• Short problem: Quote the records that follow in full and exactly; leave out the pictures.

• Task data:
────────
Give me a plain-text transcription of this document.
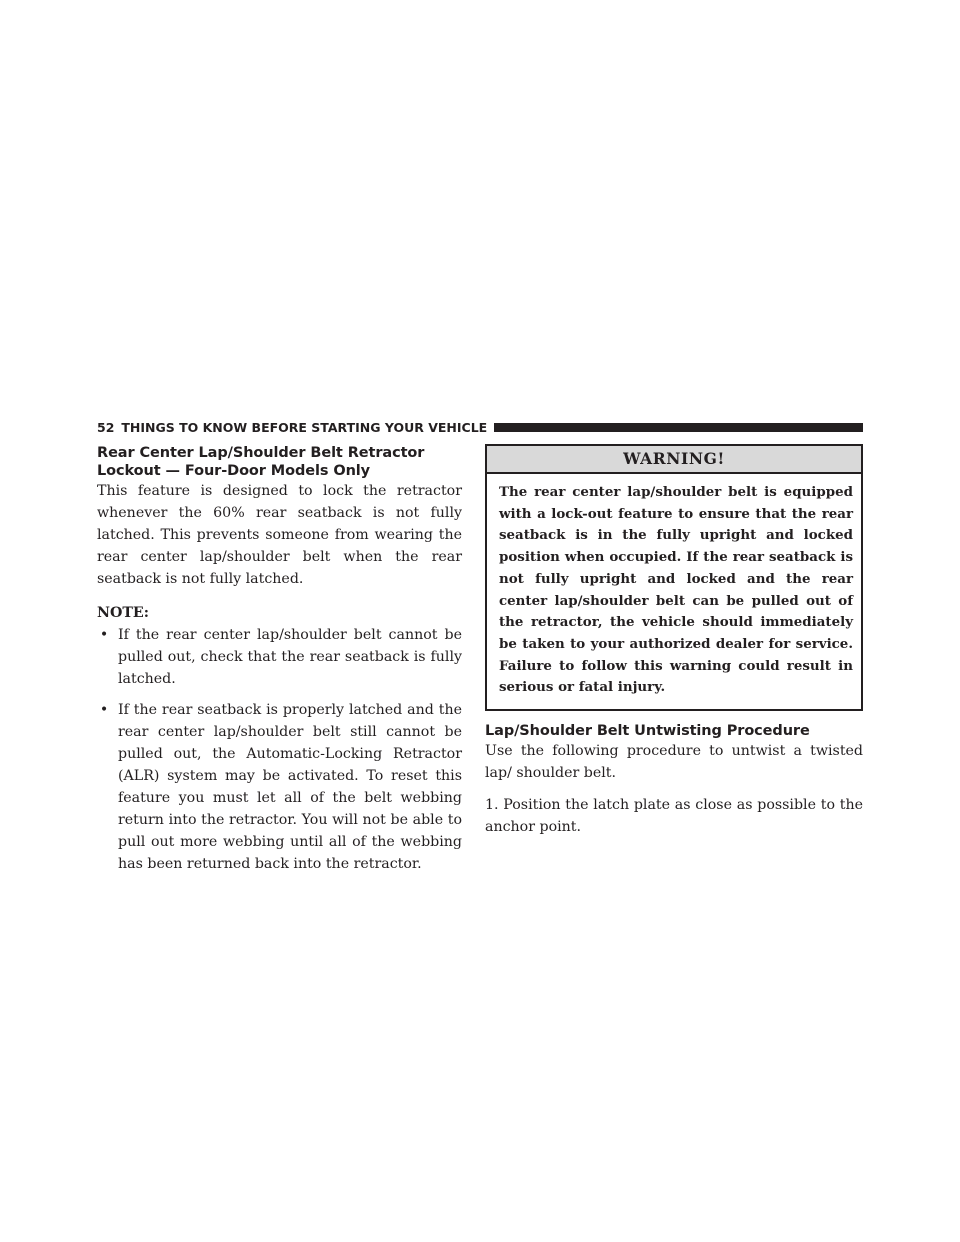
52 THINGS TO KNOW BEFORE STARTING YOUR VEHICLE
Rear Center Lap/Shoulder Belt Retractor
Lockout — Four-Door Models Only

This feature is designed to lock the retractor whenever the 60% rear seatback is not fully latched. This prevents someone from wearing the rear center lap/shoulder belt when the rear seatback is not fully latched.

NOTE:
• If the rear center lap/shoulder belt cannot be pulled out, check that the rear seatback is fully latched.
• If the rear seatback is properly latched and the rear center lap/shoulder belt still cannot be pulled out, the Automatic-Locking Retractor (ALR) system may be activated. To reset this feature you must let all of the belt webbing return into the retractor. You will not be able to pull out more webbing until all of the webbing has been returned back into the retractor.
WARNING!
The rear center lap/shoulder belt is equipped with a lock-out feature to ensure that the rear seatback is in the fully upright and locked position when occupied. If the rear seatback is not fully upright and locked and the rear center lap/shoulder belt can be pulled out of the retractor, the vehicle should immediately be taken to your authorized dealer for service. Failure to follow this warning could result in serious or fatal injury.
Lap/Shoulder Belt Untwisting Procedure

Use the following procedure to untwist a twisted lap/ shoulder belt.

1. Position the latch plate as close as possible to the anchor point.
────────
• Solution:
Give me a plain-text transcription of this document.
52 THINGS TO KNOW BEFORE STARTING YOUR VEHICLE
Rear Center Lap/Shoulder Belt Retractor
Lockout — Four-Door Models Only

This feature is designed to lock the retractor whenever the 60% rear seatback is not fully latched. This prevents someone from wearing the rear center lap/shoulder belt when the rear seatback is not fully latched.

NOTE:
• If the rear center lap/shoulder belt cannot be pulled out, check that the rear seatback is fully latched.
• If the rear seatback is properly latched and the rear center lap/shoulder belt still cannot be pulled out, the Automatic-Locking Retractor (ALR) system may be activated. To reset this feature you must let all of the belt webbing return into the retractor. You will not be able to pull out more webbing until all of the webbing has been returned back into the retractor.
WARNING!
The rear center lap/shoulder belt is equipped with a lock-out feature to ensure that the rear seatback is in the fully upright and locked position when occupied. If the rear seatback is not fully upright and locked and the rear center lap/shoulder belt can be pulled out of the retractor, the vehicle should immediately be taken to your authorized dealer for service. Failure to follow this warning could result in serious or fatal injury.
Lap/Shoulder Belt Untwisting Procedure

Use the following procedure to untwist a twisted lap/ shoulder belt.

1. Position the latch plate as close as possible to the anchor point.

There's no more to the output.